**SOURCE DOCUMENT**:
··········

The ice ball will show up in the sky this week or next. Stargazers in the Northern Hemisphere should be able to spot it.

The comet is about a half a mile in size. Scientists guess it will sweep past Earth on September 12. Don’t worry. It won’t get too close. It will still be about 78 million miles from our planet.

To see the comet, you’ll have to get up early. Look toward the northeastern horizon about one and a half hours before dawn. The comet will brighten as it gets closer to the Sun. But it will drop lower in the sky, making it tricky to spot. It will be visible, but very faint.

“So you really need a good pair of binoculars to pick it out and you also need to know where to look,” says Paul Chodas. Mr. Chodas manages NASA’s Center for Near-Earth Object Studies.

A few days later, on September 17, the comet will come close to the Sun—even closer than Mercury is. Then it will zoom right out of our Solar System. (That is, if the Sun doesn’t burn it up!)

After next week, the comet will likely not be visible anymore. It will get lost in the glare of the Sun.

··········

**TASK INSTRUCTIONS**:
**A.** Rewrite the comet article, beginning at the words "The comet is" and stopping after "from our planet.", with "Astronomers" in place of "Scientists".
**B.** According to the comet article, how far from Earth will the comet still be when it sweeps past?

**GIVEN DATA**:

··········

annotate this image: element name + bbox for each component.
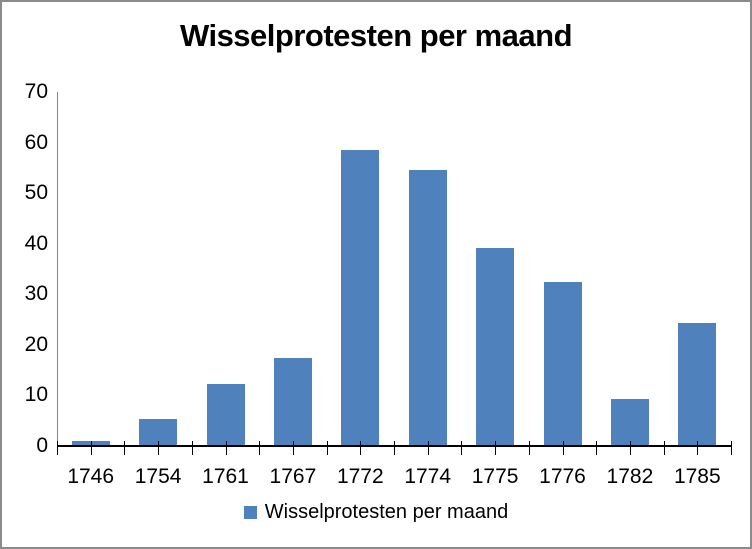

··········

**LIST OF SOLUTIONS**:
**A.**
The comet is about a half a mile in size. Astronomers guess it will sweep past Earth on September 12. Don’t worry. It won’t get too close. It will still be about 78 million miles from our planet.

**B.** About 78 million miles.